* Start RECORDS *

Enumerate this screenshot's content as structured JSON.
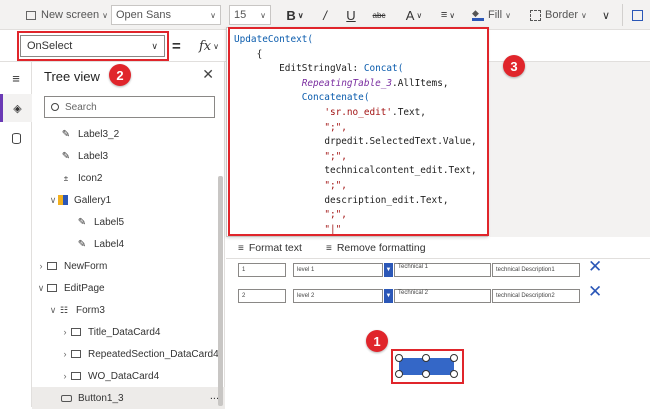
{
  "toolbar": {
    "new_screen": "New screen",
    "font": "Open Sans",
    "font_size": "15",
    "bold": "B",
    "italic": "/",
    "underline": "U",
    "strike": "abc",
    "font_color": "A",
    "fill": "Fill",
    "border": "Border"
  },
  "formula": {
    "property": "OnSelect",
    "equals": "=",
    "fx": "fx"
  },
  "tree": {
    "title": "Tree view",
    "search_placeholder": "Search",
    "items": [
      {
        "label": "Label3_2",
        "icon": "label-icon"
      },
      {
        "label": "Label3",
        "icon": "label-icon"
      },
      {
        "label": "Icon2",
        "icon": "icon-icon"
      },
      {
        "label": "Gallery1",
        "icon": "gallery-icon"
      },
      {
        "label": "Label5",
        "icon": "label-icon"
      },
      {
        "label": "Label4",
        "icon": "label-icon"
      },
      {
        "label": "NewForm",
        "icon": "screen-icon"
      },
      {
        "label": "EditPage",
        "icon": "screen-icon"
      },
      {
        "label": "Form3",
        "icon": "form-icon"
      },
      {
        "label": "Title_DataCard4",
        "icon": "card-icon"
      },
      {
        "label": "RepeatedSection_DataCard4",
        "icon": "card-icon"
      },
      {
        "label": "WO_DataCard4",
        "icon": "card-icon"
      },
      {
        "label": "Button1_3",
        "icon": "button-icon"
      }
    ],
    "more": "..."
  },
  "code": {
    "l1_fn": "UpdateContext(",
    "l2": "    {",
    "l3_key": "        EditStringVal: ",
    "l3_fn": "Concat(",
    "l4_ref": "RepeatingTable_3",
    "l4_rest": ".AllItems,",
    "l5_fn": "Concatenate(",
    "l6_str": "'sr.no_edit'",
    "l6_rest": ".Text,",
    "l7_str": "\";\",",
    "l8": "drpedit.SelectedText.Value,",
    "l9_str": "\";\",",
    "l10": "technicalcontent_edit.Text,",
    "l11_str": "\";\",",
    "l12": "description_edit.Text,",
    "l13_str": "\";\",",
    "l14_str": "\"|\"",
    "l15": "),"
  },
  "format_bar": {
    "format_text": "Format text",
    "remove_formatting": "Remove formatting"
  },
  "gallery": {
    "rows": [
      {
        "num": "1",
        "level": "level 1",
        "tech": "Technical 1",
        "desc": "technical Description1"
      },
      {
        "num": "2",
        "level": "level 2",
        "tech": "Technical 2",
        "desc": "technical Description2"
      }
    ]
  },
  "badges": {
    "one": "1",
    "two": "2",
    "three": "3"
  },
  "colors": {
    "annotation": "#e0252b",
    "accent": "#2b57b7",
    "button": "#3467c7"
  }
}
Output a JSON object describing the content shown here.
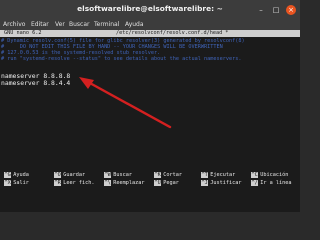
{
  "window": {
    "title": "elsoftwarelibre@elsoftwarelibre: ~",
    "controls": {
      "minimize": "–",
      "maximize": "□",
      "close": "×"
    }
  },
  "menu": [
    "Archivo",
    "Editar",
    "Ver",
    "Buscar",
    "Terminal",
    "Ayuda"
  ],
  "nano": {
    "version": "GNU nano 6.2",
    "file": "/etc/resolvconf/resolv.conf.d/head *"
  },
  "comments": [
    "# Dynamic resolv.conf(5) file for glibc resolver(3) generated by resolvconf(8)",
    "#     DO NOT EDIT THIS FILE BY HAND -- YOUR CHANGES WILL BE OVERWRITTEN",
    "# 127.0.0.53 is the systemd-resolved stub resolver.",
    "# run \"systemd-resolve --status\" to see details about the actual nameservers."
  ],
  "lines": [
    "nameserver 8.8.8.8",
    "nameserver 8.8.4.4"
  ],
  "shortcuts": [
    [
      {
        "key": "^G",
        "label": "Ayuda"
      },
      {
        "key": "^O",
        "label": "Guardar"
      },
      {
        "key": "^W",
        "label": "Buscar"
      },
      {
        "key": "^K",
        "label": "Cortar"
      },
      {
        "key": "^T",
        "label": "Ejecutar"
      },
      {
        "key": "^C",
        "label": "Ubicación"
      }
    ],
    [
      {
        "key": "^X",
        "label": "Salir"
      },
      {
        "key": "^R",
        "label": "Leer fich."
      },
      {
        "key": "^\\",
        "label": "Reemplazar"
      },
      {
        "key": "^U",
        "label": "Pegar"
      },
      {
        "key": "^J",
        "label": "Justificar"
      },
      {
        "key": "^/",
        "label": "Ir a línea"
      }
    ]
  ],
  "colors": {
    "terminal_bg": "#1b1b1b",
    "comment": "#3f63b8",
    "arrow": "#d42020",
    "window_close": "#e95420"
  }
}
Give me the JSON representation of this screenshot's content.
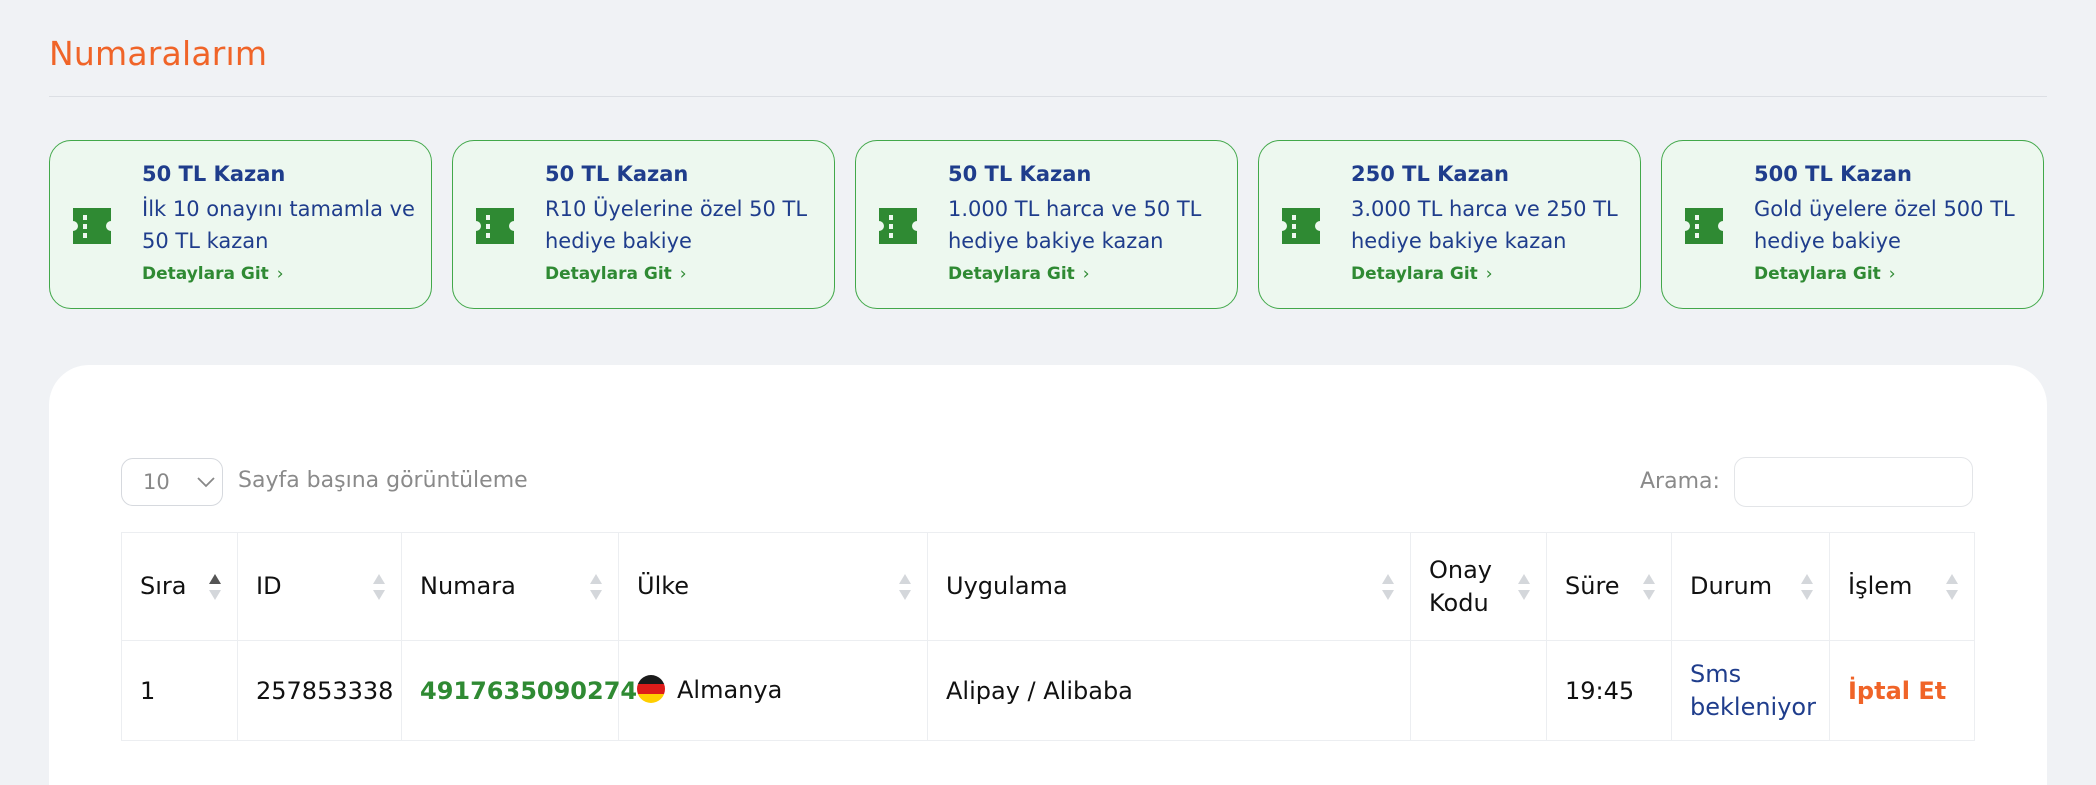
{
  "page": {
    "title": "Numaralarım"
  },
  "promos": [
    {
      "title": "50 TL Kazan",
      "desc": "İlk 10 onayını tamamla ve 50 TL kazan",
      "link": "Detaylara Git"
    },
    {
      "title": "50 TL Kazan",
      "desc": "R10 Üyelerine özel 50 TL hediye bakiye",
      "link": "Detaylara Git"
    },
    {
      "title": "50 TL Kazan",
      "desc": "1.000 TL harca ve 50 TL hediye bakiye kazan",
      "link": "Detaylara Git"
    },
    {
      "title": "250 TL Kazan",
      "desc": "3.000 TL harca ve 250 TL hediye bakiye kazan",
      "link": "Detaylara Git"
    },
    {
      "title": "500 TL Kazan",
      "desc": "Gold üyelere özel 500 TL hediye bakiye",
      "link": "Detaylara Git"
    }
  ],
  "table_controls": {
    "page_length": "10",
    "page_length_label": "Sayfa başına görüntüleme",
    "search_label": "Arama:",
    "search_value": ""
  },
  "table": {
    "columns": [
      "Sıra",
      "ID",
      "Numara",
      "Ülke",
      "Uygulama",
      "Onay Kodu",
      "Süre",
      "Durum",
      "İşlem"
    ],
    "rows": [
      {
        "sira": "1",
        "id": "257853338",
        "numara": "4917635090274",
        "ulke": "Almanya",
        "uygulama": "Alipay / Alibaba",
        "onay_kodu": "",
        "sure": "19:45",
        "durum": "Sms bekleniyor",
        "islem": "İptal Et"
      }
    ]
  },
  "colors": {
    "accent": "#f06428",
    "promo_border": "#42a84a",
    "promo_bg": "#edf8ef",
    "navy": "#1f3d8c",
    "green": "#2f8a33"
  },
  "icons": {
    "promo": "ticket-icon",
    "select": "chevron-down-icon",
    "sort": "sort-icon"
  }
}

* End RECORDS *

_PROBLEM STATEMENT_. Going through the entries above line by line, work out how many lines include the word "harca". Only the number is required.

_TASK RESPONSE_. 2